* WORK INSTRUCTIONS: Report every line from the material that contains the word "обязательства".

* SUPPLIED INFORMATION:
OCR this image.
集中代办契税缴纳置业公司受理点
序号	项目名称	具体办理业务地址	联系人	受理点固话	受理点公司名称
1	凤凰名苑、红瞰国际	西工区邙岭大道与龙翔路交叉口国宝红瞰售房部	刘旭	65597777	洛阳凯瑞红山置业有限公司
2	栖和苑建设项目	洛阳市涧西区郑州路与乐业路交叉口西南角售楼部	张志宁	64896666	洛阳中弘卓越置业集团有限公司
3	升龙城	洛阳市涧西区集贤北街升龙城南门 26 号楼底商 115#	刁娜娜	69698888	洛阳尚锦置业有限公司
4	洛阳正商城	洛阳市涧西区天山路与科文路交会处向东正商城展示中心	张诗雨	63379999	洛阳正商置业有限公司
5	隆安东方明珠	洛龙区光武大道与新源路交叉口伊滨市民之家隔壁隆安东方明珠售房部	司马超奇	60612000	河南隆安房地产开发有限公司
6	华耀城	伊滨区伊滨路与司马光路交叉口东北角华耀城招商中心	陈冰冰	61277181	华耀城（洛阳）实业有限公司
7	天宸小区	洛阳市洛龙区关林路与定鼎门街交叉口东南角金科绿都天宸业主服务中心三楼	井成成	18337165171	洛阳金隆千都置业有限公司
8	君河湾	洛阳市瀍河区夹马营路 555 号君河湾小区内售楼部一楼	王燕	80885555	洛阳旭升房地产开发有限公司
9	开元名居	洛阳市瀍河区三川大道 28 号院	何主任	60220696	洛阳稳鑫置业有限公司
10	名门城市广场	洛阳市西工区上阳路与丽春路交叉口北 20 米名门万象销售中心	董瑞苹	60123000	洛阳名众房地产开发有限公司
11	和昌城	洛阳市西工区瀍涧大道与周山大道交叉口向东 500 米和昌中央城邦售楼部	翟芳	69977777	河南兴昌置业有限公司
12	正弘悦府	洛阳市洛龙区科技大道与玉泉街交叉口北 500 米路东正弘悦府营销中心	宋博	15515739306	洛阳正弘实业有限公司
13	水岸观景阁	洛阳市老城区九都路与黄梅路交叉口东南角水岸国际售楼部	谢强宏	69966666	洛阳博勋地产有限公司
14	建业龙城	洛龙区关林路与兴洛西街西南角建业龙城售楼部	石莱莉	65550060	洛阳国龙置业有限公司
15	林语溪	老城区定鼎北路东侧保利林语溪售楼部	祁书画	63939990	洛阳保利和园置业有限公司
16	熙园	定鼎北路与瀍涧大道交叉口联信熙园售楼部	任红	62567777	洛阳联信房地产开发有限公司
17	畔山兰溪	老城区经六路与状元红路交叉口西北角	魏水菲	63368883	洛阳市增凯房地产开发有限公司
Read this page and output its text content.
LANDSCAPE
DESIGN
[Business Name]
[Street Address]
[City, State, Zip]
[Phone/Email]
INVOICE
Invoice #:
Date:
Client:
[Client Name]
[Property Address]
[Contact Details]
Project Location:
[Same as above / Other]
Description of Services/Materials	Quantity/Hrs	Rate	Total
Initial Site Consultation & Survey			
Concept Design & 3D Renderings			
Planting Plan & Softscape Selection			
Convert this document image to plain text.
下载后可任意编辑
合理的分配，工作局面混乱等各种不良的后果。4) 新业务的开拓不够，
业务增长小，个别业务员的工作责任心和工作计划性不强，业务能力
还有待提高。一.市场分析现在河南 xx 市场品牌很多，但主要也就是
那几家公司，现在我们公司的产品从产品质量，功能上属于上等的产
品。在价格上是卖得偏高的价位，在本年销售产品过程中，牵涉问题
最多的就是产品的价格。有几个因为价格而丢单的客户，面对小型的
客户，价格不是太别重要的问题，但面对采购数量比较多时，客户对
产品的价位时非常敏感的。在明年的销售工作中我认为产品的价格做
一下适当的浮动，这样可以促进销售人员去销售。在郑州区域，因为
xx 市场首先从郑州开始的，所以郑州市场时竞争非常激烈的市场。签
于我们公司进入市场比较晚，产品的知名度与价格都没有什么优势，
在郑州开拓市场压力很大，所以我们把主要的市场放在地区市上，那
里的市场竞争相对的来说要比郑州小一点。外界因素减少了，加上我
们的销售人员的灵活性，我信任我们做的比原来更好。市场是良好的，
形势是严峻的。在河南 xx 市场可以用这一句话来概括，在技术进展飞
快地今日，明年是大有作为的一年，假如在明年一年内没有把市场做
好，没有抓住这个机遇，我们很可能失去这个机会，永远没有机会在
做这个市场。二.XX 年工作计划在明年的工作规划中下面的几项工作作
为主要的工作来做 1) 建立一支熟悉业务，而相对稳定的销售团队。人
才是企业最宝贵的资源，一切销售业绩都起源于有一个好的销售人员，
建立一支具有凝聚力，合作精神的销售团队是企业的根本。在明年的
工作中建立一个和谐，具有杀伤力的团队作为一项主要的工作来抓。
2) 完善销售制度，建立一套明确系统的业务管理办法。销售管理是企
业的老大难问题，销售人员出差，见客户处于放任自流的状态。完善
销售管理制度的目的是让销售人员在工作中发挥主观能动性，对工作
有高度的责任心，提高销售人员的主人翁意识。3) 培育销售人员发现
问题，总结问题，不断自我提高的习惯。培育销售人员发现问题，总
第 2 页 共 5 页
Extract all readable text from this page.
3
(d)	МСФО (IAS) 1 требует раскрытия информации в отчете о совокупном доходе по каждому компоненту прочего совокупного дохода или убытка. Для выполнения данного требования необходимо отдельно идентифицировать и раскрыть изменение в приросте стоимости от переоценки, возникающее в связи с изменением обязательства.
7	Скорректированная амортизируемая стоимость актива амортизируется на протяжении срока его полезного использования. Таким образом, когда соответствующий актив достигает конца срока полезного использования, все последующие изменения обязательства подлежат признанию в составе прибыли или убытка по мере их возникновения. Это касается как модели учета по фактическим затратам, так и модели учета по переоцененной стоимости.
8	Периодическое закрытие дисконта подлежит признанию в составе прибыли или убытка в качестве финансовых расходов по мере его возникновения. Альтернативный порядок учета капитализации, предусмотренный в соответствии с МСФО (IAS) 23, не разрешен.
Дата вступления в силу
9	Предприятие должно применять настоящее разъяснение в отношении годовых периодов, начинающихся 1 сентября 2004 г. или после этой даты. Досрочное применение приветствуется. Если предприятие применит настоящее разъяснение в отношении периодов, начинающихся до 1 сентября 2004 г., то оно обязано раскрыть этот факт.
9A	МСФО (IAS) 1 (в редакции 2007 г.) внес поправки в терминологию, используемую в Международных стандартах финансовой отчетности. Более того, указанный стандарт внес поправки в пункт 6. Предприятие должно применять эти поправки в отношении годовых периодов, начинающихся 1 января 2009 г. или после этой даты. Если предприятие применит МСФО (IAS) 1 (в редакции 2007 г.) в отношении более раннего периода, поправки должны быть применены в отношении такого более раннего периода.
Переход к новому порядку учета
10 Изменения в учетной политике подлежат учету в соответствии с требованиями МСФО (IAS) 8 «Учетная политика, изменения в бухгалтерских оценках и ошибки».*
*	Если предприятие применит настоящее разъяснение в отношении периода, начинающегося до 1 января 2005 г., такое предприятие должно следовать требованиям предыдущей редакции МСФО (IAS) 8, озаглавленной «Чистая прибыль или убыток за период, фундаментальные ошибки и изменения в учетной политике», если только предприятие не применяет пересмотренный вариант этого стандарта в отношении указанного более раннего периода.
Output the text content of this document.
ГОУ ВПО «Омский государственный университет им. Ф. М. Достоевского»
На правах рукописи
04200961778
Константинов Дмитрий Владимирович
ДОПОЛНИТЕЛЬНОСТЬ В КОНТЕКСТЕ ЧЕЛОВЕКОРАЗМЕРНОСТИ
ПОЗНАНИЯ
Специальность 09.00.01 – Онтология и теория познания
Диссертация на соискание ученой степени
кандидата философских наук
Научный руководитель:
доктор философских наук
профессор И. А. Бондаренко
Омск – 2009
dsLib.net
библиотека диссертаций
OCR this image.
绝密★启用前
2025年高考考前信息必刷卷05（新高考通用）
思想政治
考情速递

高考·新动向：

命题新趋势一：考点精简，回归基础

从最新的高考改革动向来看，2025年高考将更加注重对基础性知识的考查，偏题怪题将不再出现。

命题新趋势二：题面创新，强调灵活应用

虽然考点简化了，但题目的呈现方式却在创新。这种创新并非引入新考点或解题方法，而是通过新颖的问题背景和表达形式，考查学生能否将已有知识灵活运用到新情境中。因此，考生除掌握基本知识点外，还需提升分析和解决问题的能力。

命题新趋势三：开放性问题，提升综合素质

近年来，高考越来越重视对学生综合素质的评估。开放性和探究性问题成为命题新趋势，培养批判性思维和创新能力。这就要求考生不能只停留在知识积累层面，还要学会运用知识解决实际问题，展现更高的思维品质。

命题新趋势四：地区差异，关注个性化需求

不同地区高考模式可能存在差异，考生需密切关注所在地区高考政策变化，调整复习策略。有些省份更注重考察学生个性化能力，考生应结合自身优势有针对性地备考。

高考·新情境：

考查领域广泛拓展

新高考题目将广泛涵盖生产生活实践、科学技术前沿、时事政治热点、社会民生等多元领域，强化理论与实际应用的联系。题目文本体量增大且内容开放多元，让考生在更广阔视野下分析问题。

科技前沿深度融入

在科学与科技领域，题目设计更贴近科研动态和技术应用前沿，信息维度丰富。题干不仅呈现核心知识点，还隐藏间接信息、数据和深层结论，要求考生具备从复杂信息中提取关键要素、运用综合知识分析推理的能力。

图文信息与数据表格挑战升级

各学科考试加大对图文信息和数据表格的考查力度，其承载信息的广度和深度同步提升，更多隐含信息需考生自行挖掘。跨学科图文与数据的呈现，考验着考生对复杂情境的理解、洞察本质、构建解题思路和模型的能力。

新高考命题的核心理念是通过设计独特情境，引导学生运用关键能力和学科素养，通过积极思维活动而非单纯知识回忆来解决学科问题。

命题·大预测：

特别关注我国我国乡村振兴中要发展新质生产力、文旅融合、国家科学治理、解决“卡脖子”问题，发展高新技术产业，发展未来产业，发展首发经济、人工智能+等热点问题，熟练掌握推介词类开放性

* OUTPUT:
(d)	МСФО (IAS) 1 требует раскрытия информации в отчете о совокупном доходе по каждому компоненту прочего совокупного дохода или убытка. Для выполнения данного требования необходимо отдельно идентифицировать и раскрыть изменение в приросте стоимости от переоценки, возникающее в связи с изменением обязательства.
7	Скорректированная амортизируемая стоимость актива амортизируется на протяжении срока его полезного использования. Таким образом, когда соответствующий актив достигает конца срока полезного использования, все последующие изменения обязательства подлежат признанию в составе прибыли или убытка по мере их возникновения. Это касается как модели учета по фактическим затратам, так и модели учета по переоцененной стоимости.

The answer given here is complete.